Job → For the material that follows, list every line containing the word "this".

(Data records)
....

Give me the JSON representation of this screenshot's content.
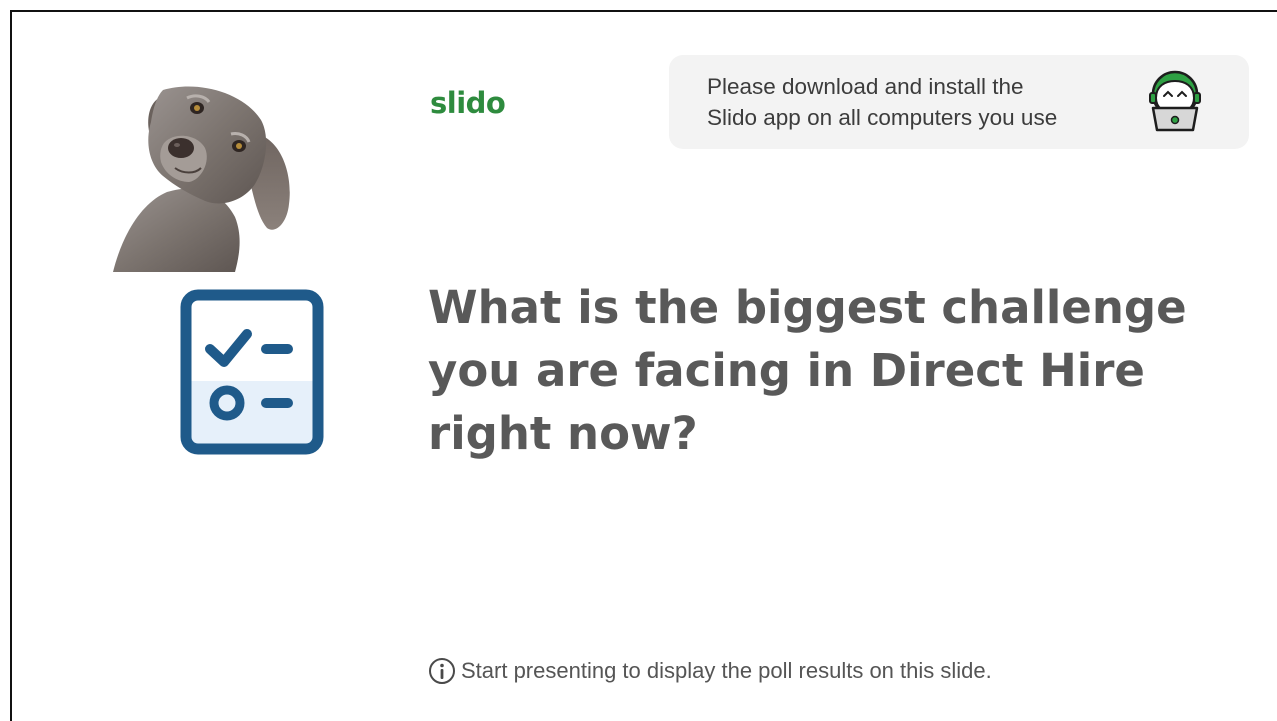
{
  "slide": {
    "logo": "slido",
    "notice": {
      "line1": "Please download and install the",
      "line2": "Slido app on all computers you use"
    },
    "question": {
      "line1": "What is the biggest challenge",
      "line2": "you are facing in Direct Hire",
      "line3": "right now?"
    },
    "footer_text": "Start presenting to display the poll results on this slide.",
    "icons": {
      "dog": "dog-image",
      "poll": "poll-checklist-icon",
      "mascot": "slido-mascot-laptop-icon",
      "info": "info-icon"
    },
    "colors": {
      "brand_green": "#2e8b3e",
      "poll_icon_blue": "#1f5a8a",
      "question_gray": "#595959",
      "notice_bg": "#f3f3f3"
    }
  }
}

....

Written reply →
Give me the JSON representation of this screenshot's content.
    "footer_text": "Start presenting to display the poll results on this slide.",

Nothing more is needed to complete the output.